■ ACTIONS TO TAKE
[A] For the article on Sierra Leone's economy, decide whether each statement agrees with it, answering yes or no and quoting the words that settle it: (i) The Free Quality Education Program serves more than two million pupils. (ii) The Directorate of Science, Technology and Innovation is led by an Oxford-trained scientist. (iii) The article holds that taxation, rather than production, creates wealth.
[B] Repeat the part of the Sierra Leone article that starts with "This, among other" and goes on through "of Sierra Leone.".

Bringing economic sanity back to Sierra Leone – Taxation to production

Jenkins Sulaiman: Sierra Leone Telegraph: 23 April 2019:

President Julius Maada Bio has just marked a year at the helm of state in Sierra Leone, amid challenging economic conditions.  Impressively, the president and his team have been able to keep the ship of state afloat by relying mainly on tax revenues.

Sierra Leone’s National Revenue Authority (NRA), the body responsible for the assessment and collection of government revenue, has modernized a hitherto moribund system of tax administration and financial management.

This, among other things, has strengthened awareness of the link between taxation, expenditure and accountability and legitimacy of the State.

Ostensibly, the NRA has broadened the domestic tax base, improved tax compliance, and curbed tax evasion thereby increasing tax revenues.

Still, president Bio and his team must steer the ship of state in a turbulent water of malfeasance and cravenness inherited from Ernest Bai Koroma, the man known by his admirers as “World’s Best”.

The politics of “World’s Best” was one of venality and pusillanimity.  In like manner, it was also brazenly characterized by the massive looting of the national treasury to the detriment of the suffering masses of Sierra Leone.

Nonetheless, Bio has never given the impression that he was not capable of turning things around and anchoring Sierra Leone on a footing that would spur economic development and prosperity.  Indeed, the signs of this are as palpable as they are auspicious.

For example, by establishing the Directorate of Science, Technology and Innovation under the directorship of an MIT- trained scientist, Bio has positioned Sierra Leone as a country that can leapfrog in science, technology and innovation.

Also, the president in promoting human capital development has successfully launched the Free Quality Education Program that now serves over two million elementary and secondary school pupils.

Correspondingly, Sierra Leone also offers scholarships to students studying science, technology, engineering and mathematics at the country’s public colleges.

Much of these successes have been the result of the president’s relentless fight against corruption and his ability to stop leakages in the country’s financial management operations.

Yet sound financial management and taxation must be augmented by production for a truly developmental state to rise in Sierra Leone.   Although the taxation economy has kept Sierra Leone afloat for the last year, it is production and not taxation that creates wealth.

By taking goods of lower value, adding knowledge and labor, and creating goods of higher value, production undoubtedly creates wealth.

Although taxes can raise revenues, they can be instruments of control and regulation.   Additionally, taxes can reduce disposable incomes thereby forcing taxpayers to reduce expenditures on necessities.  A reduction in disposable incomes also affects savings and investment adversely.

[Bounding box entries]
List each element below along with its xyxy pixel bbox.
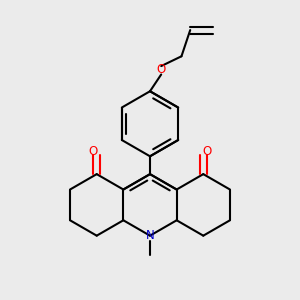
Text: O: O (88, 145, 97, 158)
Text: O: O (157, 63, 166, 76)
Text: O: O (203, 145, 212, 158)
Text: N: N (146, 229, 154, 242)
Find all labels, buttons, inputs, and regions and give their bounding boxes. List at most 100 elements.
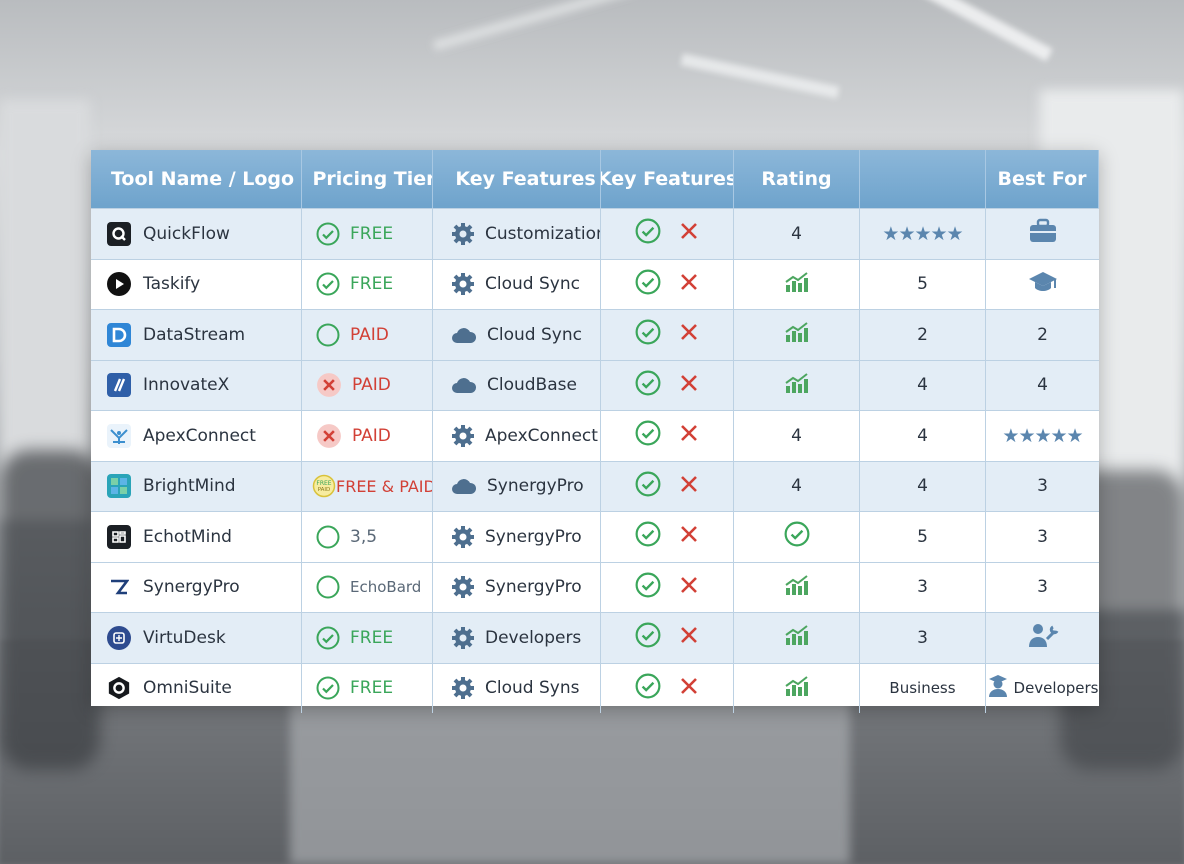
pricing-tier: EchoBard: [350, 578, 422, 597]
rating-value: 4: [734, 209, 860, 259]
table-row[interactable]: SynergyPro EchoBard SynergyPro 3 3: [91, 561, 1099, 612]
cross-icon[interactable]: [679, 373, 699, 398]
gear-icon: [451, 676, 475, 700]
header-key-features-2[interactable]: Key Features: [601, 150, 734, 208]
check-circle-icon[interactable]: [635, 673, 661, 704]
check-circle-icon[interactable]: [635, 521, 661, 552]
quickflow-logo-icon: [107, 221, 131, 246]
check-circle-icon: [784, 521, 810, 552]
tool-name: DataStream: [143, 324, 246, 345]
pricing-tier: FREE & PAID: [336, 476, 433, 496]
check-circle-icon[interactable]: [635, 572, 661, 603]
score-value: 2: [860, 310, 986, 360]
tool-name: QuickFlow: [143, 223, 230, 244]
check-circle-icon[interactable]: [635, 269, 661, 300]
check-circle-icon[interactable]: [635, 420, 661, 451]
gear-icon: [451, 525, 475, 549]
table-row[interactable]: VirtuDesk FREE Developers 3: [91, 612, 1099, 663]
key-feature: SynergyPro: [485, 577, 582, 598]
score-value: 4: [860, 411, 986, 461]
tool-name: BrightMind: [143, 476, 236, 497]
cloud-icon: [451, 325, 477, 345]
table-row[interactable]: QuickFlow FREE Customization 4 ★★★★★: [91, 208, 1099, 259]
gear-icon: [451, 222, 475, 246]
best-for-value: 2: [1037, 324, 1048, 345]
check-circle-icon: [316, 222, 340, 246]
table-header: Tool Name / Logo Pricing Tier Key Featur…: [91, 150, 1099, 208]
star-rating: ★★★★★: [860, 209, 986, 259]
tool-name: ApexConnect: [143, 425, 256, 446]
rating-value: 4: [734, 461, 860, 511]
growth-chart-icon: [784, 624, 810, 651]
svg-text:PAID: PAID: [318, 487, 331, 493]
key-feature: Cloud Sync: [487, 324, 582, 345]
header-rating[interactable]: Rating: [734, 150, 860, 208]
tool-name: InnovateX: [143, 375, 230, 396]
cloud-icon: [451, 375, 477, 395]
best-for-business: Business: [860, 663, 986, 713]
tool-name: OmniSuite: [143, 678, 232, 699]
best-for-value: 3: [1037, 577, 1048, 598]
synergypro-logo-icon: [107, 575, 131, 600]
cross-icon[interactable]: [679, 575, 699, 600]
tool-name: VirtuDesk: [143, 627, 226, 648]
check-circle-icon[interactable]: [635, 622, 661, 653]
developer-person-icon: [987, 674, 1009, 702]
growth-chart-icon: [784, 271, 810, 298]
header-key-features[interactable]: Key Features: [433, 150, 601, 208]
check-circle-icon[interactable]: [635, 218, 661, 249]
header-best-for[interactable]: Best For: [986, 150, 1099, 208]
pricing-tier: PAID: [350, 324, 389, 345]
gear-icon: [451, 272, 475, 296]
pricing-tier: FREE: [350, 678, 394, 699]
key-feature: Developers: [485, 627, 582, 648]
table-row[interactable]: EchotMind 3,5 SynergyPro 5 3: [91, 511, 1099, 562]
header-pricing-tier[interactable]: Pricing Tier: [302, 150, 433, 208]
cross-icon[interactable]: [679, 423, 699, 448]
key-feature: Customization: [485, 223, 601, 244]
comparison-table: Tool Name / Logo Pricing Tier Key Featur…: [91, 150, 1099, 713]
key-feature: Cloud Sync: [485, 274, 580, 295]
check-circle-icon: [316, 626, 340, 650]
table-row[interactable]: InnovateX PAID CloudBase 4 4: [91, 359, 1099, 410]
free-paid-badge-icon: FREE PAID: [312, 474, 336, 498]
pricing-tier: FREE: [350, 274, 394, 295]
best-for-value: 3: [1037, 476, 1048, 497]
table-row[interactable]: OmniSuite FREE Cloud Syns Business Devel…: [91, 662, 1099, 713]
check-circle-icon: [316, 676, 340, 700]
check-circle-icon[interactable]: [635, 471, 661, 502]
growth-chart-icon: [784, 574, 810, 601]
tool-name: Taskify: [143, 274, 201, 295]
pricing-tier: FREE: [350, 627, 394, 648]
tool-name: SynergyPro: [143, 577, 240, 598]
cross-icon[interactable]: [679, 474, 699, 499]
pricing-tier: PAID: [352, 375, 391, 396]
cross-icon[interactable]: [679, 524, 699, 549]
briefcase-icon: [1028, 218, 1058, 249]
cross-icon[interactable]: [679, 221, 699, 246]
table-row[interactable]: DataStream PAID Cloud Sync 2 2: [91, 309, 1099, 360]
cross-icon[interactable]: [679, 676, 699, 701]
cross-icon[interactable]: [679, 322, 699, 347]
table-row[interactable]: ApexConnect PAID ApexConnect 4 4 ★★★★★: [91, 410, 1099, 461]
growth-chart-icon: [784, 321, 810, 348]
check-circle-icon[interactable]: [635, 370, 661, 401]
key-feature: CloudBase: [487, 375, 577, 396]
cross-icon[interactable]: [679, 272, 699, 297]
table-row[interactable]: BrightMind FREE PAID FREE & PAID SynergyP…: [91, 460, 1099, 511]
cross-icon[interactable]: [679, 625, 699, 650]
table-row[interactable]: Taskify FREE Cloud Sync 5: [91, 258, 1099, 309]
check-circle-icon[interactable]: [635, 319, 661, 350]
x-circle-icon: [316, 423, 342, 449]
score-value: 4: [860, 461, 986, 511]
innovatex-logo-icon: [107, 373, 131, 398]
best-for-value: 4: [1037, 375, 1048, 396]
graduation-cap-icon: [1027, 270, 1059, 299]
gear-icon: [451, 424, 475, 448]
header-tool-name[interactable]: Tool Name / Logo: [91, 150, 302, 208]
score-value: 5: [860, 259, 986, 309]
omnisuite-logo-icon: [107, 676, 131, 701]
star-rating: ★★★★★: [1002, 424, 1083, 447]
growth-chart-icon: [784, 372, 810, 399]
score-value: 3: [860, 562, 986, 612]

■ RESPONSES FOR EACH TASK
[A]
(i) Yes: "now serves over two million elementary and secondary school pupils"
(ii) No: "under the directorship of an MIT- trained scientist"
(iii) No: "it is production and not taxation that creates wealth"

[B]
This, among other things, has strengthened awareness of the link between taxation, expenditure and accountability and legitimacy of the State.

Ostensibly, the NRA has broadened the domestic tax base, improved tax compliance, and curbed tax evasion thereby increasing tax revenues.

Still, president Bio and his team must steer the ship of state in a turbulent water of malfeasance and cravenness inherited from Ernest Bai Koroma, the man known by his admirers as “World’s Best”.

The politics of “World’s Best” was one of venality and pusillanimity.  In like manner, it was also brazenly characterized by the massive looting of the national treasury to the detriment of the suffering masses of Sierra Leone.